BRIEF:
Leave out the pictures and copy every record exactly.

>> begin

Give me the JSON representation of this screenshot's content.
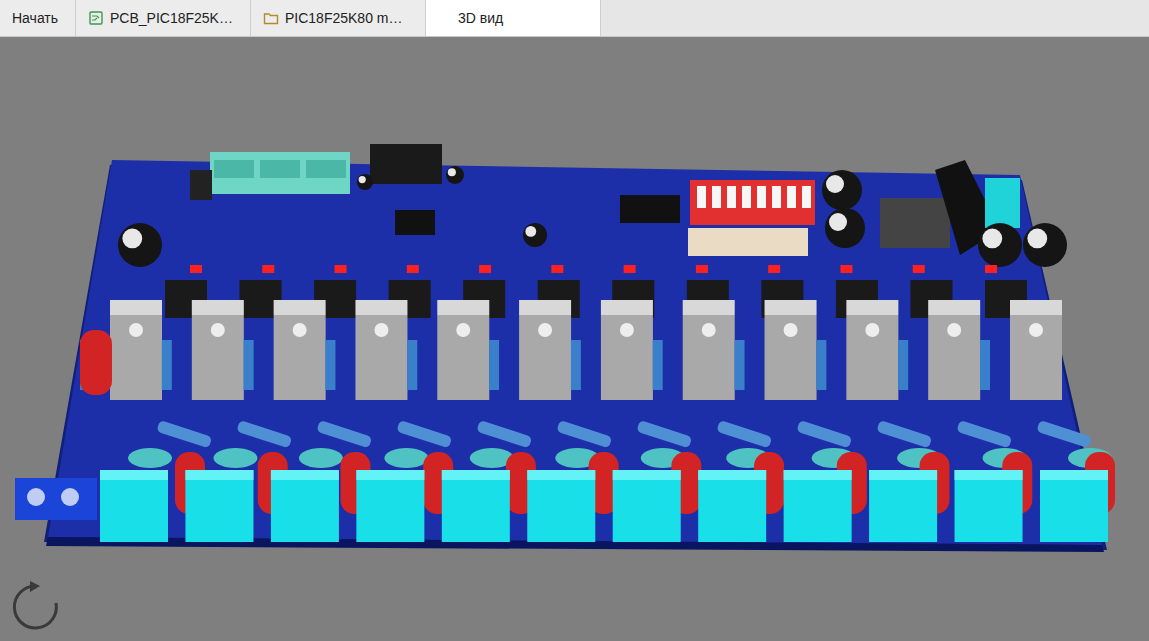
{
  "tabs": [
    {
      "label": "Начать",
      "selected": false,
      "kind": "plain"
    },
    {
      "label": "PCB_PIC18F25K…",
      "selected": false,
      "kind": "pcb"
    },
    {
      "label": "PIC18F25K80 m…",
      "selected": false,
      "kind": "folder"
    },
    {
      "label": "3D вид",
      "selected": true,
      "kind": "plain"
    }
  ]
}
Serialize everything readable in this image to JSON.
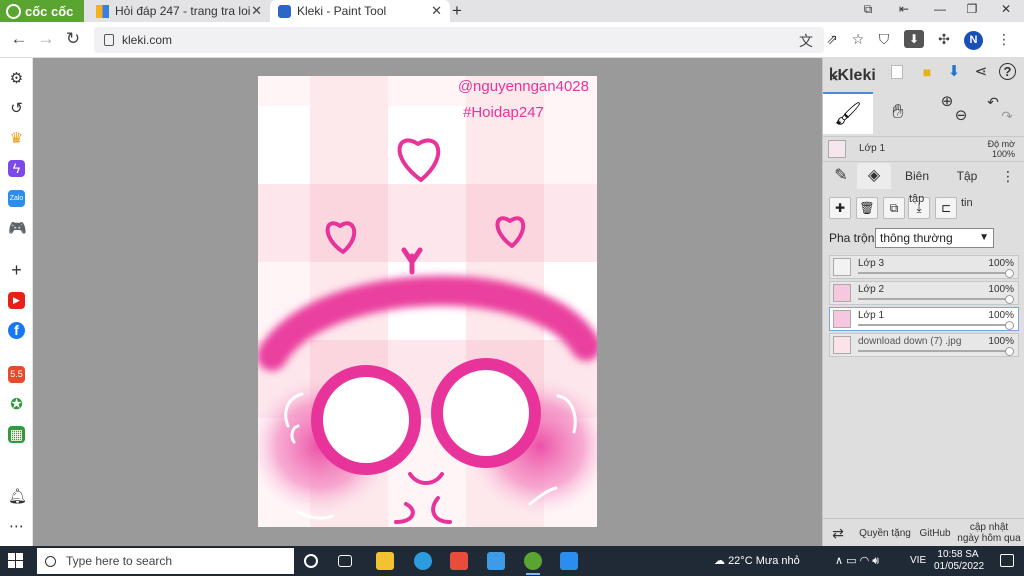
{
  "browser": {
    "brand": "cốc cốc",
    "tabs": [
      {
        "title": "Hỏi đáp 247 - trang tra loi",
        "active": false
      },
      {
        "title": "Kleki - Paint Tool",
        "active": true
      }
    ],
    "url": "kleki.com",
    "profile_initial": "N"
  },
  "canvas": {
    "credit_user": "@nguyenngan4028",
    "credit_tag": "#Hoidap247",
    "accent": "#e8349a"
  },
  "panel": {
    "app_name": "Kleki",
    "current_layer": "Lớp 1",
    "opacity_label": "Độ mờ",
    "opacity_value": "100%",
    "tabs": [
      "Biên",
      "Tập"
    ],
    "action_captions": [
      "tập",
      "tin"
    ],
    "blend_label": "Pha trộn",
    "blend_value": "thông thường",
    "layers": [
      {
        "name": "Lớp 3",
        "opacity": "100%",
        "active": false
      },
      {
        "name": "Lớp 2",
        "opacity": "100%",
        "active": false
      },
      {
        "name": "Lớp 1",
        "opacity": "100%",
        "active": true
      },
      {
        "name": "download down (7) .jpg",
        "opacity": "100%",
        "active": false
      }
    ],
    "footer": {
      "copyright": "Quyền tặng",
      "github": "GitHub",
      "update_line1": "cập nhật",
      "update_line2": "ngày hôm qua"
    }
  },
  "taskbar": {
    "search_placeholder": "Type here to search",
    "temperature": "22°C",
    "weather": "Mưa nhỏ",
    "language": "VIE",
    "time": "10:58 SA",
    "date": "01/05/2022"
  }
}
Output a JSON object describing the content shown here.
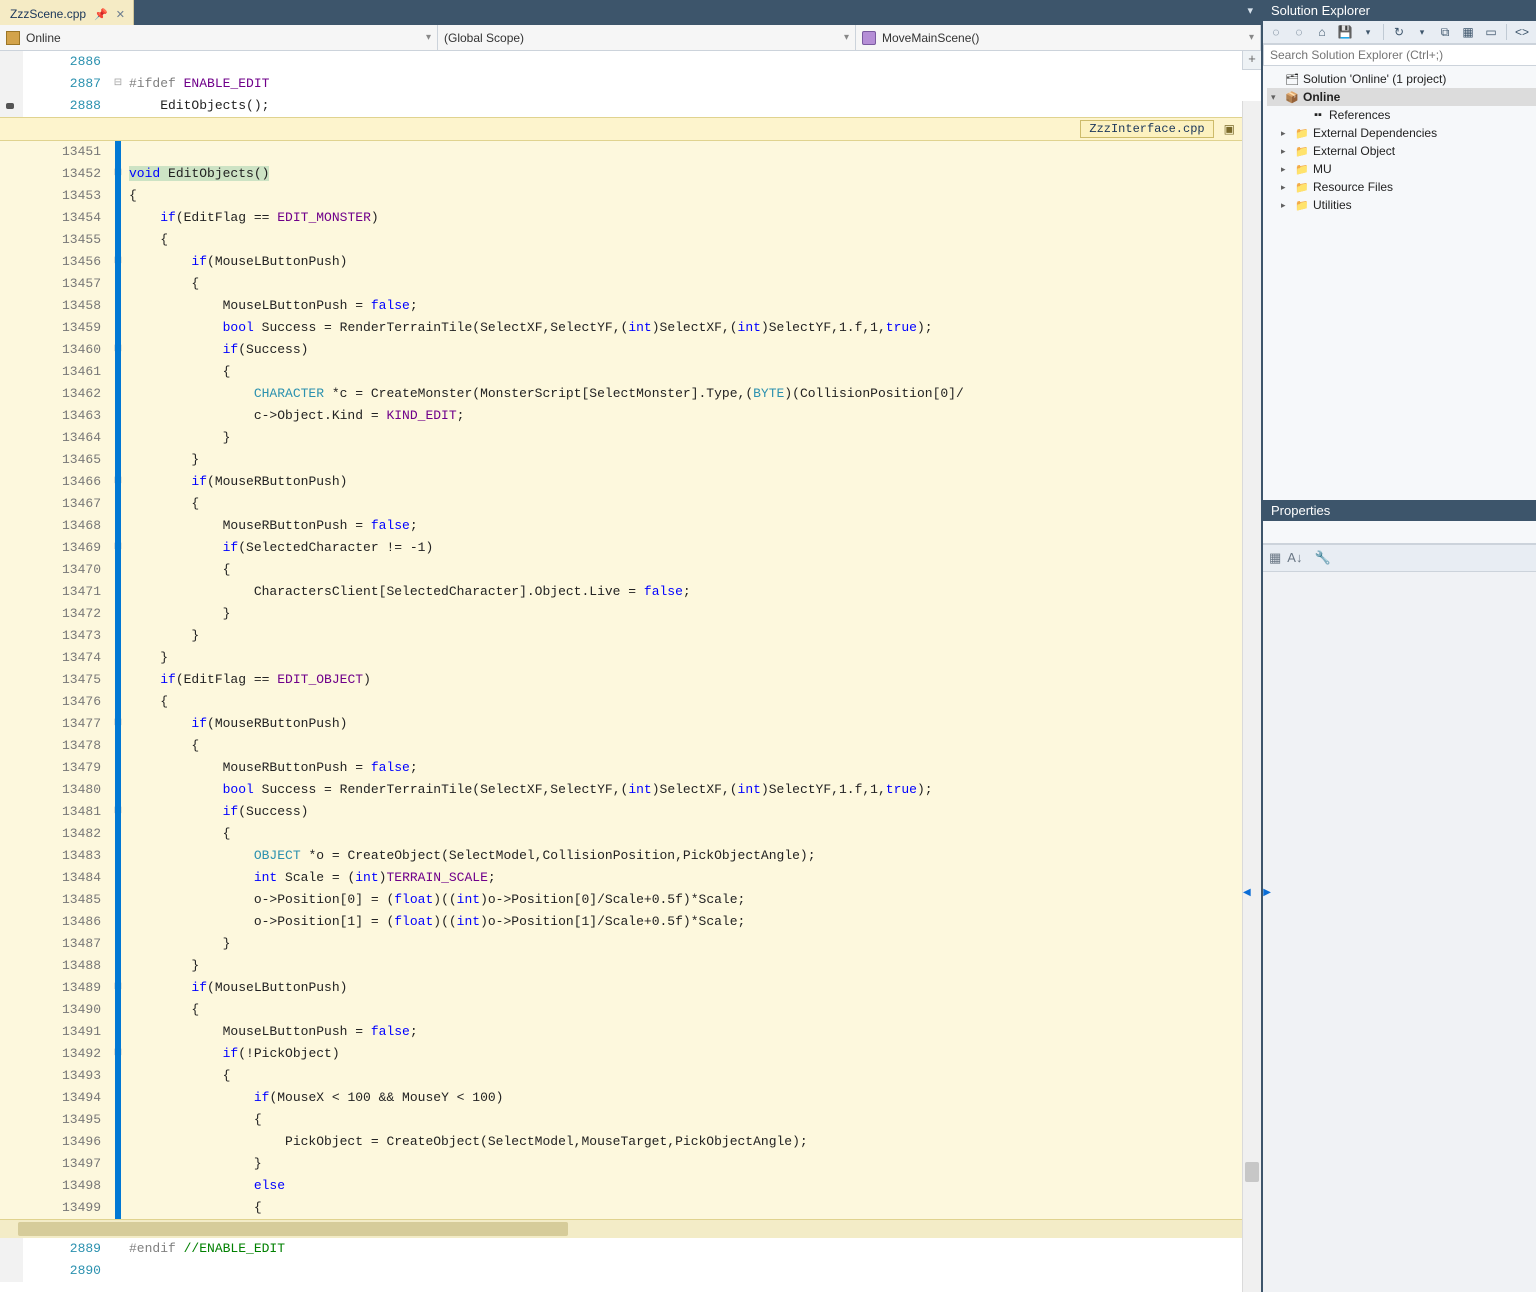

>> end

WRITTEN ANSWER:
Give me the JSON representation of this screenshot's content.
{
  "tabs": [
    {
      "label": "Начать",
      "selected": false,
      "kind": "plain"
    },
    {
      "label": "PCB_PIC18F25K…",
      "selected": false,
      "kind": "pcb"
    },
    {
      "label": "PIC18F25K80 m…",
      "selected": false,
      "kind": "folder"
    },
    {
      "label": "3D вид",
      "selected": true,
      "kind": "plain"
    }
  ]
}
Serialize everything readable in this image to JSON.
{
  "browser": {
    "brand": "cốc cốc",
    "tabs": [
      {
        "title": "Hỏi đáp 247 - trang tra loi",
        "active": false
      },
      {
        "title": "Kleki - Paint Tool",
        "active": true
      }
    ],
    "url": "kleki.com",
    "profile_initial": "N"
  },
  "canvas": {
    "credit_user": "@nguyenngan4028",
    "credit_tag": "#Hoidap247",
    "accent": "#e8349a"
  },
  "panel": {
    "app_name": "Kleki",
    "current_layer": "Lớp 1",
    "opacity_label": "Độ mờ",
    "opacity_value": "100%",
    "tabs": [
      "Biên",
      "Tập"
    ],
    "action_captions": [
      "tập",
      "tin"
    ],
    "blend_label": "Pha trộn",
    "blend_value": "thông thường",
    "layers": [
      {
        "name": "Lớp 3",
        "opacity": "100%",
        "active": false
      },
      {
        "name": "Lớp 2",
        "opacity": "100%",
        "active": false
      },
      {
        "name": "Lớp 1",
        "opacity": "100%",
        "active": true
      },
      {
        "name": "download down (7) .jpg",
        "opacity": "100%",
        "active": false
      }
    ],
    "footer": {
      "copyright": "Quyền tặng",
      "github": "GitHub",
      "update_line1": "cập nhật",
      "update_line2": "ngày hôm qua"
    }
  },
  "taskbar": {
    "search_placeholder": "Type here to search",
    "temperature": "22°C",
    "weather": "Mưa nhỏ",
    "language": "VIE",
    "time": "10:58 SA",
    "date": "01/05/2022"
  }
}
Output a JSON object describing the content shown here.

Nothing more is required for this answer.